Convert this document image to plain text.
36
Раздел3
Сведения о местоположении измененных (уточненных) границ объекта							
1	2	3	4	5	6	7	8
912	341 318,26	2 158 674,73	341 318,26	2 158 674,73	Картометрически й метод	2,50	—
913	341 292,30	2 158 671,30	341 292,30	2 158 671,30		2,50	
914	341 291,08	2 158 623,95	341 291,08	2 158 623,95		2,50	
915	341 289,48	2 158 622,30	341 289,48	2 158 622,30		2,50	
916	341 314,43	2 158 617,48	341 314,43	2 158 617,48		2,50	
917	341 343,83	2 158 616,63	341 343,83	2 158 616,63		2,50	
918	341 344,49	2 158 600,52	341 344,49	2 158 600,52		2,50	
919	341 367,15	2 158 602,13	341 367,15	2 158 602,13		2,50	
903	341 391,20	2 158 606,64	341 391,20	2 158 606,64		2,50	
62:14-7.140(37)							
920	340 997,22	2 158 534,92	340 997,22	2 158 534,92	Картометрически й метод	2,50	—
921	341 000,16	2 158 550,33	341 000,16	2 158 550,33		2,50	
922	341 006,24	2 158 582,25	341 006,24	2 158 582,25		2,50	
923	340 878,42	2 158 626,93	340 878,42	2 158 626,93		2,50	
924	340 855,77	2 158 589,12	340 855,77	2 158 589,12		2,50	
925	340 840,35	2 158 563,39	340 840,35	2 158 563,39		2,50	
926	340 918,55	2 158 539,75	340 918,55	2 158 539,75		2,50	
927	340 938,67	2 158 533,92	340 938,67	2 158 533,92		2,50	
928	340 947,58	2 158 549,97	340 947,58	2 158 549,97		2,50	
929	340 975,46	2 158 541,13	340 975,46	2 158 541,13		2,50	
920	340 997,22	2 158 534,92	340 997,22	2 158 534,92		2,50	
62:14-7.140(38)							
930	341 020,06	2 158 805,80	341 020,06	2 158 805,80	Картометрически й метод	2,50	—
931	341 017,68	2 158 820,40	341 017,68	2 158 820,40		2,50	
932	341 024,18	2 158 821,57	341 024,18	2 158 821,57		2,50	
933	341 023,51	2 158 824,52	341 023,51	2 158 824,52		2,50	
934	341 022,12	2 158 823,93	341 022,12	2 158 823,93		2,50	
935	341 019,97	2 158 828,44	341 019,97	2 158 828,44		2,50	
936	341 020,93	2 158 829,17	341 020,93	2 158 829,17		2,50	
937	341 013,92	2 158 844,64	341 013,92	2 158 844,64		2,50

☆ ☆ ☆ ☆ ☆

__THE REQUEST__: Which lines above contain the word "Картометрически"? Copy each of them.

__SOLVED PROBLEM__:
912	341 318,26	2 158 674,73	341 318,26	2 158 674,73	Картометрически й метод	2,50	—
920	340 997,22	2 158 534,92	340 997,22	2 158 534,92	Картометрически й метод	2,50	—
930	341 020,06	2 158 805,80	341 020,06	2 158 805,80	Картометрически й метод	2,50	—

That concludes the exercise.